Some time in late November, when my wife began the annual festive curtain-raiser of grumbling about me being impossible to buy gifts for, I dropped a few clunky hints that I’d quite like a guitar.
“I don’t want anything fancy,” I said. “Something cheap and basic. Just to try it.” I hoped for a gift wrapped in minimal pressure and expectation. Being honest with myself, and my wife, there was a decent chance it could soon join the telescope, bread maker, and other thoughtfully chosen but underused presents now tucked away in a cupboard gathering dust and guilt.
They say you should never meet your heroes, and I think similar concerns were at the root of my three decades of hesitation about getting acquainted with this instrument that has been so influential in my life. Music has been one of my biggest sources of joy for as long as I can remember. I have been obsessed with rock and roll in particular since about age 12, and it played a huge role in shaping my identity, for better and worse. I would go on to work as a music journalist in my 20s but — with the exception of struggling through a few guitar lessons in my early teens — I have never played one of these instruments that I worshiped from afar. Now, in my early 40s, I was finally ready to try again.

* LISTED RECORDS:
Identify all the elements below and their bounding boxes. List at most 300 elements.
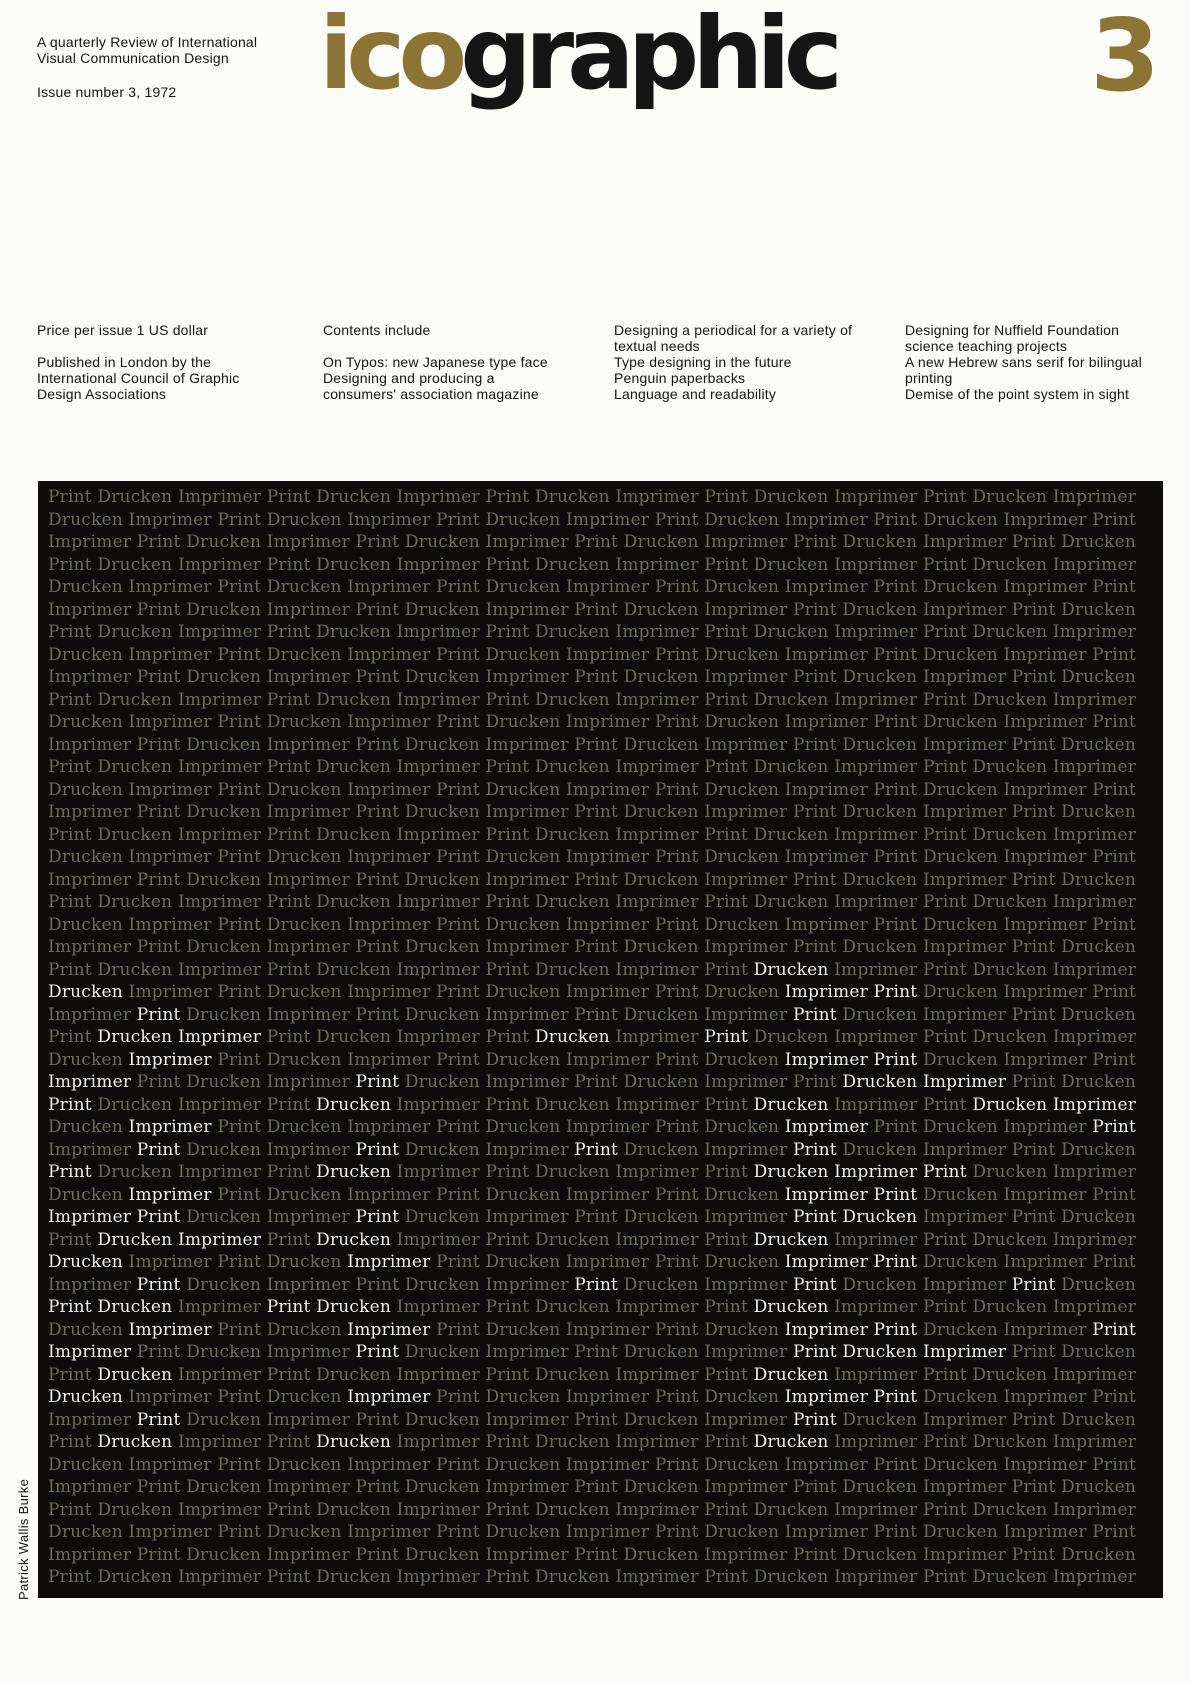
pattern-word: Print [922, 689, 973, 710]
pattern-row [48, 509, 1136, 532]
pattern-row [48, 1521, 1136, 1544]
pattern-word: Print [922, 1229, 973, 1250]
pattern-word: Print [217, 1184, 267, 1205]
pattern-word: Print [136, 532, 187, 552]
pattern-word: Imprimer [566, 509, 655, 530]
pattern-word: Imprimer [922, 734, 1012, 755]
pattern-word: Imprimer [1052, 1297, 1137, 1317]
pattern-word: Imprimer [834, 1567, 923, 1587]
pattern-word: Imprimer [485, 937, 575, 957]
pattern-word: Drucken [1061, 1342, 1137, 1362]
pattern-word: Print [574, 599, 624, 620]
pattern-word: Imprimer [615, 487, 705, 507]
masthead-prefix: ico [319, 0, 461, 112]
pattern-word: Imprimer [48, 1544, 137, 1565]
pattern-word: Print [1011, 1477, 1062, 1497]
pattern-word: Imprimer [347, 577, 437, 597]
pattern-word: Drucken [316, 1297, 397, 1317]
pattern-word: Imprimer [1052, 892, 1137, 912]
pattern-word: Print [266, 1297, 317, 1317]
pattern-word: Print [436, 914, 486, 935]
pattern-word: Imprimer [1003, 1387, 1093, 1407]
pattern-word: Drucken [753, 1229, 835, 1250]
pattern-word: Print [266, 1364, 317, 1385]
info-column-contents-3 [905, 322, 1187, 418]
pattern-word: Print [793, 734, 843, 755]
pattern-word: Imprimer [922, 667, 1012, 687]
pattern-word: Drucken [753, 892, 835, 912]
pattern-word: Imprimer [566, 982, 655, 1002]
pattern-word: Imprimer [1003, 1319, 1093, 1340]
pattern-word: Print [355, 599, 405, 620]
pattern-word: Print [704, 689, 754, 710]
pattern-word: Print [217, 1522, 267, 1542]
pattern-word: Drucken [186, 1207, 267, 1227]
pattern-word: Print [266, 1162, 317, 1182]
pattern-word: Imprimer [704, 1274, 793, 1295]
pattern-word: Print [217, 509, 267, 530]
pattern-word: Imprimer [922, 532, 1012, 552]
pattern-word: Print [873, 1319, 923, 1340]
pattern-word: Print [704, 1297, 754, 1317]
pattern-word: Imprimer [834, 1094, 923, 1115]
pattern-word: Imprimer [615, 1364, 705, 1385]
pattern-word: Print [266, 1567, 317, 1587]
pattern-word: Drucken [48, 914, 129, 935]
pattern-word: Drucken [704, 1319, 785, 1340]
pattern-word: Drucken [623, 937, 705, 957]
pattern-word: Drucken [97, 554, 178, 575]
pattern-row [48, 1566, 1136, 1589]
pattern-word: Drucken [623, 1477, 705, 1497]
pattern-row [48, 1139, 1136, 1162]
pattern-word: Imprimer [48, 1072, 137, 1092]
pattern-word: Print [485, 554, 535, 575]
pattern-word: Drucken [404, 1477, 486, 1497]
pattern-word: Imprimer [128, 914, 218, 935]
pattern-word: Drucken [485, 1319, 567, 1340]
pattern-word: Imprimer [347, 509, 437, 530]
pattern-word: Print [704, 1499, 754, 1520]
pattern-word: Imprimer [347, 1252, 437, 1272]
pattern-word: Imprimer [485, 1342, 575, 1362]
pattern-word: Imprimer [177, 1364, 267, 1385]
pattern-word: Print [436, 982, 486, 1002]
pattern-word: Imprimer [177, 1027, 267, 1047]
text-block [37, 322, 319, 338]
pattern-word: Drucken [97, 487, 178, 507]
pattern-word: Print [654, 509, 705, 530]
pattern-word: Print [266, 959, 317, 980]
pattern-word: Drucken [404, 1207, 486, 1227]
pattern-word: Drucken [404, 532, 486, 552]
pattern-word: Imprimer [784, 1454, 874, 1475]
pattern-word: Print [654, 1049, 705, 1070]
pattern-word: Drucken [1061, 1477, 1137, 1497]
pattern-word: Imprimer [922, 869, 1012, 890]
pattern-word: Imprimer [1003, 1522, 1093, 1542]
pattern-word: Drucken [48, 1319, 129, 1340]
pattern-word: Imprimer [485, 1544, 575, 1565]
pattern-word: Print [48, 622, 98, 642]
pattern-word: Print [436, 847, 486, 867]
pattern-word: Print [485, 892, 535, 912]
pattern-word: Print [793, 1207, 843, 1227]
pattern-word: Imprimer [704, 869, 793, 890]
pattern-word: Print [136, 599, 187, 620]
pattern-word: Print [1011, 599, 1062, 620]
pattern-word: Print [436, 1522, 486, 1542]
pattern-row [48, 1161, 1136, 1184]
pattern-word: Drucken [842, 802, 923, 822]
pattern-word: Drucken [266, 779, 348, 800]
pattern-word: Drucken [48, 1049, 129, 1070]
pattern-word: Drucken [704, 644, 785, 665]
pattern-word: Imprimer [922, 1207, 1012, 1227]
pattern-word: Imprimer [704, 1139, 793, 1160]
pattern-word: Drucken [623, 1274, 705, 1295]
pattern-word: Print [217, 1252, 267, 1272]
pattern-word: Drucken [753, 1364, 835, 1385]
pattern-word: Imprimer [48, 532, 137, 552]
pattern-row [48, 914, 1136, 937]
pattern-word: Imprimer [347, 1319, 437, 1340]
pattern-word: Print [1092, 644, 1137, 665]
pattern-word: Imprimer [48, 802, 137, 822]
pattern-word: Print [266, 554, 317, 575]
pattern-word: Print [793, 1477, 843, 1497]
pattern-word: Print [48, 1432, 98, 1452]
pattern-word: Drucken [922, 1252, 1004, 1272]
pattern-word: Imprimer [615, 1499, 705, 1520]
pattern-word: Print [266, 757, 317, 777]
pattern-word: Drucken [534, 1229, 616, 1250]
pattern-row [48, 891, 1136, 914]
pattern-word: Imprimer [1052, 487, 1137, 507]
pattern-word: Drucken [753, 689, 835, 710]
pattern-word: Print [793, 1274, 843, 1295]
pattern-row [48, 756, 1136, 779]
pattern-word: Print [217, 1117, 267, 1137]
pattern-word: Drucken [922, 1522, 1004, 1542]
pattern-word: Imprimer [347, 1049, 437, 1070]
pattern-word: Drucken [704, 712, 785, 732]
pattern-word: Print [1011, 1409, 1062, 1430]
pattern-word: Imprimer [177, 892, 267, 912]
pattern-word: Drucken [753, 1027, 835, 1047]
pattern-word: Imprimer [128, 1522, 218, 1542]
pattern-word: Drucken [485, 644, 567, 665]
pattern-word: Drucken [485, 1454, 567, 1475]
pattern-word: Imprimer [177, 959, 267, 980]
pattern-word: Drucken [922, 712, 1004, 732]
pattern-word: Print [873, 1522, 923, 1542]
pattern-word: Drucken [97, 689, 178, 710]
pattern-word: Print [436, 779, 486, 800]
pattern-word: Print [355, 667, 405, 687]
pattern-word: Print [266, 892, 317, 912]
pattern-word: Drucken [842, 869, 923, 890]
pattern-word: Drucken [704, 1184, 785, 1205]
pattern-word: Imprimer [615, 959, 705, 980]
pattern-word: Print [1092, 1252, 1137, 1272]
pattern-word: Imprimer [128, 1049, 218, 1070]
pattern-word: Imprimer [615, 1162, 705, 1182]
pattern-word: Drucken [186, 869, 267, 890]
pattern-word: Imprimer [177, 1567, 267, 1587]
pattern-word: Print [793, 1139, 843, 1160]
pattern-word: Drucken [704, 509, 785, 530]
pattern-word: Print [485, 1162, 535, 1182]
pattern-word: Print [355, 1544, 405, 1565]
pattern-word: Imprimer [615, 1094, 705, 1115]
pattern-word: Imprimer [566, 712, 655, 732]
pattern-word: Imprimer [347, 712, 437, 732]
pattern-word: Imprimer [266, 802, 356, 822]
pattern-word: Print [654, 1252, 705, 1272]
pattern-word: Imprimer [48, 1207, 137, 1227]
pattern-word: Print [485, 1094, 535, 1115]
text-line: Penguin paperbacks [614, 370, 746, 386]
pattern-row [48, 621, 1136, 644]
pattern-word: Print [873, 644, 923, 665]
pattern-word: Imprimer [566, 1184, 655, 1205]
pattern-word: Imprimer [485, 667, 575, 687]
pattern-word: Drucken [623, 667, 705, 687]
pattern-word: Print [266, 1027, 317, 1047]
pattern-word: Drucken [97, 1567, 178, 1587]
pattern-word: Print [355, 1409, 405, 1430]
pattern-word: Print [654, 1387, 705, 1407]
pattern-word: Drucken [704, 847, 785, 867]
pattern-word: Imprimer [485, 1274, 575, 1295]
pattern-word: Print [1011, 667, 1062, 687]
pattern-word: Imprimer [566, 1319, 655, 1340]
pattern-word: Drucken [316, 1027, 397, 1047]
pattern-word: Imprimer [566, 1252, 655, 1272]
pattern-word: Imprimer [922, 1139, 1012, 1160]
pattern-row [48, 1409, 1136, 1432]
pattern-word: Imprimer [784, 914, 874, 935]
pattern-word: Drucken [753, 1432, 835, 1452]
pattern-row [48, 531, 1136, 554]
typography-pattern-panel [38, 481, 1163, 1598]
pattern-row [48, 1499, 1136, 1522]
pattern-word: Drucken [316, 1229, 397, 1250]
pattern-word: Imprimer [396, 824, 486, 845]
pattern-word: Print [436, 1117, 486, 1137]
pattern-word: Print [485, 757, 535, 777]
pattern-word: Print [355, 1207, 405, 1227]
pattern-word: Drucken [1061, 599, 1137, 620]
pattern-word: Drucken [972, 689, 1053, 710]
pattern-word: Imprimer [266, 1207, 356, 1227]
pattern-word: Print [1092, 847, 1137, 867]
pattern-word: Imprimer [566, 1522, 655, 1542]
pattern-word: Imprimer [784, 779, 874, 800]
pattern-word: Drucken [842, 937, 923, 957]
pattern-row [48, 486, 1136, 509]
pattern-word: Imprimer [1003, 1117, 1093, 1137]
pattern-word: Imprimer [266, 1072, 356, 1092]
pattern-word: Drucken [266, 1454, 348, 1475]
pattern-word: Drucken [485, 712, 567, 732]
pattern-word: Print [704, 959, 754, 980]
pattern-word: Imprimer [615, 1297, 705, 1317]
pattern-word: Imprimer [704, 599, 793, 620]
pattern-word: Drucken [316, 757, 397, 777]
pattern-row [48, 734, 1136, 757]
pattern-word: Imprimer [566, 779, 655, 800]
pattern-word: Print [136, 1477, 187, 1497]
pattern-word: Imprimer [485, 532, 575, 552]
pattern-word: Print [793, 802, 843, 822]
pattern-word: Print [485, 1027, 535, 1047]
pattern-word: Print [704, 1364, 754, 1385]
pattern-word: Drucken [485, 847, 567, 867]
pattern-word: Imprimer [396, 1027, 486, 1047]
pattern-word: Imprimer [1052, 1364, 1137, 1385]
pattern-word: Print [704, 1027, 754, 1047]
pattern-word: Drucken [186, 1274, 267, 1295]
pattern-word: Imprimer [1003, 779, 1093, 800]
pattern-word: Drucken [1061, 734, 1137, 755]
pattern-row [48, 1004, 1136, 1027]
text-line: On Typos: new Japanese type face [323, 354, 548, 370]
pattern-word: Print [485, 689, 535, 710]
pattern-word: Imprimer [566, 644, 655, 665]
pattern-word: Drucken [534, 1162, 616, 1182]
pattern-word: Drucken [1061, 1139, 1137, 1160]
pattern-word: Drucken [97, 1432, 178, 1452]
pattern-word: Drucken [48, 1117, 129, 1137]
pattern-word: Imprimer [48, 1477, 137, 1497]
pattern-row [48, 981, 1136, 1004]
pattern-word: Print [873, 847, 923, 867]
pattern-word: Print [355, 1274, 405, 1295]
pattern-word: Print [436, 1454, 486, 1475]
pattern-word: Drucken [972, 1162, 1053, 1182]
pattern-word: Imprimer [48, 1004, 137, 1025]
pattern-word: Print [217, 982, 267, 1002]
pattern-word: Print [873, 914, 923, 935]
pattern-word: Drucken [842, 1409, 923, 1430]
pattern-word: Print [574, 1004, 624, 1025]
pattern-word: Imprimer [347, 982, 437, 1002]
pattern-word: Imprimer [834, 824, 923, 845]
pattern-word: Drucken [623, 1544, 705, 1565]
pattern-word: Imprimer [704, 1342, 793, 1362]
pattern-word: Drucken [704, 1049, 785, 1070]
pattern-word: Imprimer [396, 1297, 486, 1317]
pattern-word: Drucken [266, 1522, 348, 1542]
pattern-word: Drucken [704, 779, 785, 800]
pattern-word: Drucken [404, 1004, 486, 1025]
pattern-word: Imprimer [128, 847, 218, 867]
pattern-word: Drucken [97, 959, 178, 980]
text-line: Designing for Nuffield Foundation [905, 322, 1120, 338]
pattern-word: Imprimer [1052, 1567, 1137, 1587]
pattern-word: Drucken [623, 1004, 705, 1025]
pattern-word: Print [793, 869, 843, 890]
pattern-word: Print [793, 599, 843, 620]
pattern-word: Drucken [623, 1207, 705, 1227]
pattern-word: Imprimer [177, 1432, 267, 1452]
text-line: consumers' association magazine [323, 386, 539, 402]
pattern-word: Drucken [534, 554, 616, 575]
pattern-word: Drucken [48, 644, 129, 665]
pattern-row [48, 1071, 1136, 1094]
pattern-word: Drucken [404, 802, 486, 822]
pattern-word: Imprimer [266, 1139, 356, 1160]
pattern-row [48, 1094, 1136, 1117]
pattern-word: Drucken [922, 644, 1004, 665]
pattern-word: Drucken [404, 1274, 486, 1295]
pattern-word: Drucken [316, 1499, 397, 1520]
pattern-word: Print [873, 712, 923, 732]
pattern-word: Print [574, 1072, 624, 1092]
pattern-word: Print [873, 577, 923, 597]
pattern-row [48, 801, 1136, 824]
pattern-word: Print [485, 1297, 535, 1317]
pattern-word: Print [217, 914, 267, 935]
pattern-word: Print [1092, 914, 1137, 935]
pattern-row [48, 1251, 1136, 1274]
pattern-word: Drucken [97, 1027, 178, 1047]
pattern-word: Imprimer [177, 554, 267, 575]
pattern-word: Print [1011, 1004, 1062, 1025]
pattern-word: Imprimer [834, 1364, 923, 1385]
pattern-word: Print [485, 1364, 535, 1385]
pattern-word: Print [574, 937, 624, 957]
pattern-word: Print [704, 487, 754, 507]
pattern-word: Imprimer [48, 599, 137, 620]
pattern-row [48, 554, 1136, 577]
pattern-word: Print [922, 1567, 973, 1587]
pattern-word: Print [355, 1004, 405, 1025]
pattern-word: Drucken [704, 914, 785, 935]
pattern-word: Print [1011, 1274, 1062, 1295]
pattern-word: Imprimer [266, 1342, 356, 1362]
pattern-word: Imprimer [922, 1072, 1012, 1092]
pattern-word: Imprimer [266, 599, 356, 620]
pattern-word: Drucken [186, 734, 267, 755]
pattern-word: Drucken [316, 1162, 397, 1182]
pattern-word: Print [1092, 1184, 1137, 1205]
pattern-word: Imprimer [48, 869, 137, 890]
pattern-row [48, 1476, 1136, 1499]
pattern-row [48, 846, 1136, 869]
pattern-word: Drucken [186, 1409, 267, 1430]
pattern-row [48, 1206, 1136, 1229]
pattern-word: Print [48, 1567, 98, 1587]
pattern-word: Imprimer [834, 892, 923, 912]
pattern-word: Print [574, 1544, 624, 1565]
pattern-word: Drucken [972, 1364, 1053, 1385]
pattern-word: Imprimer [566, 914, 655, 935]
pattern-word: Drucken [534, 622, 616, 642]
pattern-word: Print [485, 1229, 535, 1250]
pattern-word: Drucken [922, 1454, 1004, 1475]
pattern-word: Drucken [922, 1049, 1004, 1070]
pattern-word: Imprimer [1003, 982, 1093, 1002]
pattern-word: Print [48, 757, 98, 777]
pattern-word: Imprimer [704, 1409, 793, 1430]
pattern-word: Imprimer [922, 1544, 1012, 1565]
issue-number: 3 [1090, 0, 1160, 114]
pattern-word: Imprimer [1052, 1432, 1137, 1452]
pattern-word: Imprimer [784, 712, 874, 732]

...

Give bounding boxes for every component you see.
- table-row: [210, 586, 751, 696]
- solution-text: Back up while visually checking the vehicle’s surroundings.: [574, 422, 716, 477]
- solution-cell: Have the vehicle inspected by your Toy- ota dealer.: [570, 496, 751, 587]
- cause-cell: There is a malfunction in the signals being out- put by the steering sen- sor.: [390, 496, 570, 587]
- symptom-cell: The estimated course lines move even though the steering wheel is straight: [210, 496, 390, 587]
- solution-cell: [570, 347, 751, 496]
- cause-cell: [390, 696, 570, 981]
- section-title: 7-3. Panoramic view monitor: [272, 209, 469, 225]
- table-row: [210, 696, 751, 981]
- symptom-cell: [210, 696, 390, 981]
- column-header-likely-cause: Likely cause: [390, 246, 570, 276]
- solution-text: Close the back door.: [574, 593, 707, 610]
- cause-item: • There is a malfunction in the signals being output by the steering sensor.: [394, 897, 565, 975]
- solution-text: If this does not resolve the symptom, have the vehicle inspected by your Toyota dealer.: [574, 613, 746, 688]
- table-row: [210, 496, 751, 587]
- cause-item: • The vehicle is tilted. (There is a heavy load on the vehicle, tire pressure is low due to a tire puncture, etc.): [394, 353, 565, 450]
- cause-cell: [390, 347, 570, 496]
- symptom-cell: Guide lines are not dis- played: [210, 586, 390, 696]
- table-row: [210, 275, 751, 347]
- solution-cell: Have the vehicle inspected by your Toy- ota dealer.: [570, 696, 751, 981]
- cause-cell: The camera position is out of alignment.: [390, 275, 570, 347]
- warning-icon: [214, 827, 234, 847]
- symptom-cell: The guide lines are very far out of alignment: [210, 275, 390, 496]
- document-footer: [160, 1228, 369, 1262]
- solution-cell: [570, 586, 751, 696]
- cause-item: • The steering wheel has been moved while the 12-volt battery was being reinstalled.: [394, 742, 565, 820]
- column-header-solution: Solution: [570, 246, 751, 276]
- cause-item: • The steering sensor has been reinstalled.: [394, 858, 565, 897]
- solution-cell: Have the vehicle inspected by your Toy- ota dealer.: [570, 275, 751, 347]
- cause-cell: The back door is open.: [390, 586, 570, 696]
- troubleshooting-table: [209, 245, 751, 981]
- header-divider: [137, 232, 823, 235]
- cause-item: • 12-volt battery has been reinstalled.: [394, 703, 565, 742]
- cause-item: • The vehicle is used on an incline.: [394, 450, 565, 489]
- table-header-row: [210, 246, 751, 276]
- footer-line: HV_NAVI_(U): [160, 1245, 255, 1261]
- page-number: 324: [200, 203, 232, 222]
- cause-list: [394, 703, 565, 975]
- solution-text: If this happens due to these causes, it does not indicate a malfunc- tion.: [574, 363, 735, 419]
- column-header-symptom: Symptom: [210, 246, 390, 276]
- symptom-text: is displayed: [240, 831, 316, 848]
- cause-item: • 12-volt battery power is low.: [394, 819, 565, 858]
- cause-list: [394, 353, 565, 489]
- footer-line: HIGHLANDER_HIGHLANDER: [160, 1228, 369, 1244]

* REQUIREMENT: From the guitar essay above, reproduce word for word everything from "Some time in" down to "dust and guilt.".

* TASK RESPONSE:
Some time in late November, when my wife began the annual festive curtain-raiser of grumbling about me being impossible to buy gifts for, I dropped a few clunky hints that I’d quite like a guitar.
“I don’t want anything fancy,” I said. “Something cheap and basic. Just to try it.” I hoped for a gift wrapped in minimal pressure and expectation. Being honest with myself, and my wife, there was a decent chance it could soon join the telescope, bread maker, and other thoughtfully chosen but underused presents now tucked away in a cupboard gathering dust and guilt.